Instruction: Write out each record below exactly as it appears, with no pictures.
-- start Entries supplied --
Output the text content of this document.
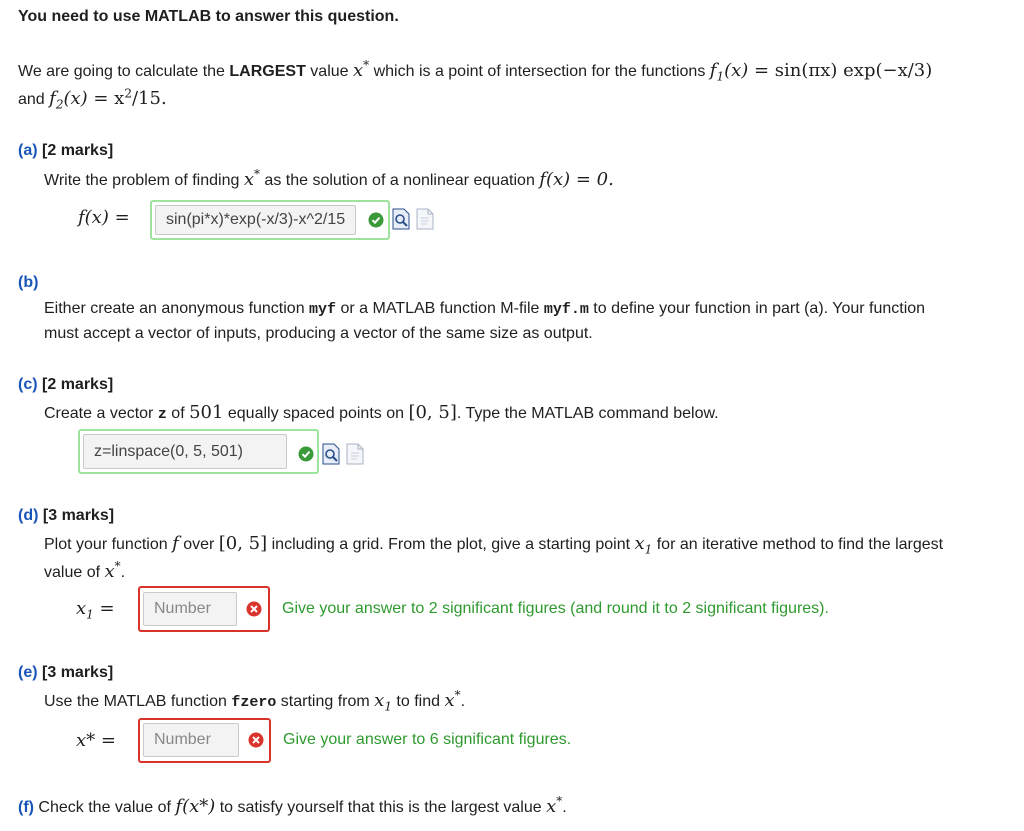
You need to use MATLAB to answer this question.
We are going to calculate the LARGEST value x* which is a point of intersection for the functions $f_1(x) = \sin(\pi x)$ exp(−x/3)
and $f_2(x) = x^2/15$.
(a) [2 marks]
Write the problem of finding x* as the solution of a nonlinear equation f(x) = 0.
f(x) =
sin(pi*x)*exp(-x/3)-x^2/15
(b)
Either create an anonymous function myf or a MATLAB function M-file myf.m to define your function in part (a). Your function
must accept a vector of inputs, producing a vector of the same size as output.
(c) [2 marks]
Create a vector z of 501 equally spaced points on [0, 5]. Type the MATLAB command below.
z=linspace(0, 5, 501)
(d) [3 marks]
Plot your function f over [0, 5] including a grid. From the plot, give a starting point $x_1$ for an iterative method to find the largest
value of x*.
$x_1$ =
Number	Give your answer to 2 significant figures (and round it to 2 significant figures).
(e) [3 marks]
Use the MATLAB function fzero starting from $x_1$ to find x*.
x* =
Number	Give your answer to 6 significant figures.
(f) Check the value of f(x*) to satisfy yourself that this is the largest value x*.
-- end Entries supplied --
Answer for this exercise:
Output the text content of this document.
You need to use MATLAB to answer this question.
We are going to calculate the LARGEST value x* which is a point of intersection for the functions $f_1(x) = \sin(\pi x)$ exp(−x/3)
and $f_2(x) = x^2/15$.
(a) [2 marks]
Write the problem of finding x* as the solution of a nonlinear equation f(x) = 0.
f(x) =
sin(pi*x)*exp(-x/3)-x^2/15
(b)
Either create an anonymous function myf or a MATLAB function M-file myf.m to define your function in part (a). Your function
must accept a vector of inputs, producing a vector of the same size as output.
(c) [2 marks]
Create a vector z of 501 equally spaced points on [0, 5]. Type the MATLAB command below.
z=linspace(0, 5, 501)
(d) [3 marks]
Plot your function f over [0, 5] including a grid. From the plot, give a starting point $x_1$ for an iterative method to find the largest
value of x*.
$x_1$ =
Number	Give your answer to 2 significant figures (and round it to 2 significant figures).
(e) [3 marks]
Use the MATLAB function fzero starting from $x_1$ to find x*.
x* =
Number	Give your answer to 6 significant figures.
(f) Check the value of f(x*) to satisfy yourself that this is the largest value x*.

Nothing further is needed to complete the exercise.